---------- MATERIAL
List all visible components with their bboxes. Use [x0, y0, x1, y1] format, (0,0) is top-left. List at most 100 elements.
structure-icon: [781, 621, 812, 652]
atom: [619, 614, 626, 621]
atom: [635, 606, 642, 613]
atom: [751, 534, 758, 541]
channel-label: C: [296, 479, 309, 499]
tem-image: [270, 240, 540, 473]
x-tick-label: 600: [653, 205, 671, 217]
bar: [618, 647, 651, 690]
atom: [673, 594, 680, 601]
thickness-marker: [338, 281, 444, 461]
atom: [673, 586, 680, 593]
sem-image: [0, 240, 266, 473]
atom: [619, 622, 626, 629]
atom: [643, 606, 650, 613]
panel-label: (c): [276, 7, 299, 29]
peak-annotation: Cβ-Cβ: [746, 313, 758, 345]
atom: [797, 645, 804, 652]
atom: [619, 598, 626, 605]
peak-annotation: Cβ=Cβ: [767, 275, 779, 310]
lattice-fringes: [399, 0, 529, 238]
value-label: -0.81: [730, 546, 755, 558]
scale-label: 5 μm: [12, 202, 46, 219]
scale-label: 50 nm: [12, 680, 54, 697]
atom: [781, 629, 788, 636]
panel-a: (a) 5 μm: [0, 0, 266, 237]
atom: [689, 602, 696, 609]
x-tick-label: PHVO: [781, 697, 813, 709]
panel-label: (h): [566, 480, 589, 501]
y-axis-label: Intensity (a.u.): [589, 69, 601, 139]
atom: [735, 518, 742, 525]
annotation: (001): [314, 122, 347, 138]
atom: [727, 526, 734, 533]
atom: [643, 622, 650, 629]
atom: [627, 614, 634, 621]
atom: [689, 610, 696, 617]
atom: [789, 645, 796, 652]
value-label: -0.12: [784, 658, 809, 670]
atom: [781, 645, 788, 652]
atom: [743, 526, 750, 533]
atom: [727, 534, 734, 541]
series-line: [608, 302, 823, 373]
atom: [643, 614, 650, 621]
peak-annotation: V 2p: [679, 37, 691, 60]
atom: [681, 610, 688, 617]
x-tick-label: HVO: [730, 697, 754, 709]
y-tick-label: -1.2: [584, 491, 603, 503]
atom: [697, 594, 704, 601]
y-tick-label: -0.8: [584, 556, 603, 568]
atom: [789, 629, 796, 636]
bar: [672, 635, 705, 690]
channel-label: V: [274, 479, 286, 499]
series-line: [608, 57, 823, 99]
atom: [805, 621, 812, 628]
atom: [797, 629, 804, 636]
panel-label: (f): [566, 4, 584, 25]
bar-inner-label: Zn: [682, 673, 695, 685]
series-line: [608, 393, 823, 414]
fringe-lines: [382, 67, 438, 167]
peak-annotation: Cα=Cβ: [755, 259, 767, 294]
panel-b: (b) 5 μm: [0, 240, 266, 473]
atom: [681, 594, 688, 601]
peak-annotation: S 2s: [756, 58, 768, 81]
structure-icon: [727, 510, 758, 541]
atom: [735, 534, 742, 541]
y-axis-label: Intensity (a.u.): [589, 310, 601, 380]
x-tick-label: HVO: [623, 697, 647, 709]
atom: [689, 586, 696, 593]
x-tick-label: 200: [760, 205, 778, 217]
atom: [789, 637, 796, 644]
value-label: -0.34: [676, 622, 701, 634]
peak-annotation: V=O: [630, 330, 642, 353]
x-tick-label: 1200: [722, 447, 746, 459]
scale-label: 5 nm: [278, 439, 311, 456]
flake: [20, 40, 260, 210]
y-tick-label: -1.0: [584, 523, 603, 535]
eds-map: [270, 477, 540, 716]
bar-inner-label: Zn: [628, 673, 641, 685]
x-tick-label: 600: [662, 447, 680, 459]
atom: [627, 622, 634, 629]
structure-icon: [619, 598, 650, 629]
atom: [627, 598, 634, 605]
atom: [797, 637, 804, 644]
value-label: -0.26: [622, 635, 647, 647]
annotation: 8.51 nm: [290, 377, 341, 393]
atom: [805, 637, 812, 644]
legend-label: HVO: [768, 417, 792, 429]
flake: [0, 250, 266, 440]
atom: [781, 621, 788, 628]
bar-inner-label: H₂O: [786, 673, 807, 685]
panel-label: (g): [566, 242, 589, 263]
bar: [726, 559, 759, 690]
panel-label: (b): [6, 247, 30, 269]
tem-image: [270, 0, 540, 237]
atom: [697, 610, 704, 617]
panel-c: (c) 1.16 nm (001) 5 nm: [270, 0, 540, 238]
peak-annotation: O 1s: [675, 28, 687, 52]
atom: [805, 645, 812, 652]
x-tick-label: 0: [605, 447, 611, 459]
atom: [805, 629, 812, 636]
--------------------
PROBLEM DESCRIPTION:
In the material above, switch every "peak-annotation" to "peak-label" and give all the lines again with nothing else changed.

THE COMPLETED TASK:
List all visible components with their bboxes. Use [x0, y0, x1, y1] format, (0,0) is top-left. List at most 100 elements.
structure-icon: [781, 621, 812, 652]
atom: [619, 614, 626, 621]
atom: [635, 606, 642, 613]
atom: [751, 534, 758, 541]
channel-label: C: [296, 479, 309, 499]
tem-image: [270, 240, 540, 473]
x-tick-label: 600: [653, 205, 671, 217]
bar: [618, 647, 651, 690]
atom: [673, 594, 680, 601]
thickness-marker: [338, 281, 444, 461]
atom: [673, 586, 680, 593]
sem-image: [0, 240, 266, 473]
atom: [619, 622, 626, 629]
atom: [643, 606, 650, 613]
panel-label: (c): [276, 7, 299, 29]
peak-label: Cβ-Cβ: [746, 313, 758, 345]
atom: [797, 645, 804, 652]
atom: [619, 598, 626, 605]
peak-label: Cβ=Cβ: [767, 275, 779, 310]
lattice-fringes: [399, 0, 529, 238]
value-label: -0.81: [730, 546, 755, 558]
scale-label: 5 μm: [12, 202, 46, 219]
scale-label: 50 nm: [12, 680, 54, 697]
atom: [781, 629, 788, 636]
panel-a: (a) 5 μm: [0, 0, 266, 237]
atom: [689, 602, 696, 609]
x-tick-label: PHVO: [781, 697, 813, 709]
panel-label: (h): [566, 480, 589, 501]
y-axis-label: Intensity (a.u.): [589, 69, 601, 139]
atom: [735, 518, 742, 525]
annotation: (001): [314, 122, 347, 138]
atom: [727, 526, 734, 533]
atom: [643, 622, 650, 629]
atom: [627, 614, 634, 621]
atom: [689, 610, 696, 617]
atom: [789, 645, 796, 652]
value-label: -0.12: [784, 658, 809, 670]
atom: [781, 645, 788, 652]
atom: [743, 526, 750, 533]
atom: [727, 534, 734, 541]
series-line: [608, 302, 823, 373]
atom: [643, 614, 650, 621]
peak-label: V 2p: [679, 37, 691, 60]
atom: [681, 610, 688, 617]
x-tick-label: HVO: [730, 697, 754, 709]
y-tick-label: -1.2: [584, 491, 603, 503]
atom: [697, 594, 704, 601]
y-tick-label: -0.8: [584, 556, 603, 568]
atom: [789, 629, 796, 636]
bar: [672, 635, 705, 690]
channel-label: V: [274, 479, 286, 499]
series-line: [608, 57, 823, 99]
atom: [805, 621, 812, 628]
atom: [797, 629, 804, 636]
panel-label: (f): [566, 4, 584, 25]
bar-inner-label: Zn: [682, 673, 695, 685]
series-line: [608, 393, 823, 414]
fringe-lines: [382, 67, 438, 167]
peak-label: Cα=Cβ: [755, 259, 767, 294]
panel-b: (b) 5 μm: [0, 240, 266, 473]
atom: [681, 594, 688, 601]
peak-label: S 2s: [756, 58, 768, 81]
structure-icon: [727, 510, 758, 541]
atom: [735, 534, 742, 541]
y-axis-label: Intensity (a.u.): [589, 310, 601, 380]
x-tick-label: HVO: [623, 697, 647, 709]
atom: [689, 586, 696, 593]
x-tick-label: 200: [760, 205, 778, 217]
atom: [789, 637, 796, 644]
value-label: -0.34: [676, 622, 701, 634]
peak-label: V=O: [630, 330, 642, 353]
x-tick-label: 1200: [722, 447, 746, 459]
scale-label: 5 nm: [278, 439, 311, 456]
flake: [20, 40, 260, 210]
y-tick-label: -1.0: [584, 523, 603, 535]
eds-map: [270, 477, 540, 716]
bar-inner-label: Zn: [628, 673, 641, 685]
x-tick-label: 600: [662, 447, 680, 459]
atom: [627, 622, 634, 629]
structure-icon: [619, 598, 650, 629]
atom: [627, 598, 634, 605]
atom: [797, 637, 804, 644]
value-label: -0.26: [622, 635, 647, 647]
annotation: 8.51 nm: [290, 377, 341, 393]
atom: [805, 637, 812, 644]
legend-label: HVO: [768, 417, 792, 429]
flake: [0, 250, 266, 440]
atom: [781, 621, 788, 628]
bar-inner-label: H₂O: [786, 673, 807, 685]
panel-label: (g): [566, 242, 589, 263]
bar: [726, 559, 759, 690]
panel-label: (b): [6, 247, 30, 269]
tem-image: [270, 0, 540, 237]
atom: [697, 610, 704, 617]
panel-c: (c) 1.16 nm (001) 5 nm: [270, 0, 540, 238]
peak-label: O 1s: [675, 28, 687, 52]
atom: [805, 645, 812, 652]
x-tick-label: 0: [605, 447, 611, 459]
atom: [805, 629, 812, 636]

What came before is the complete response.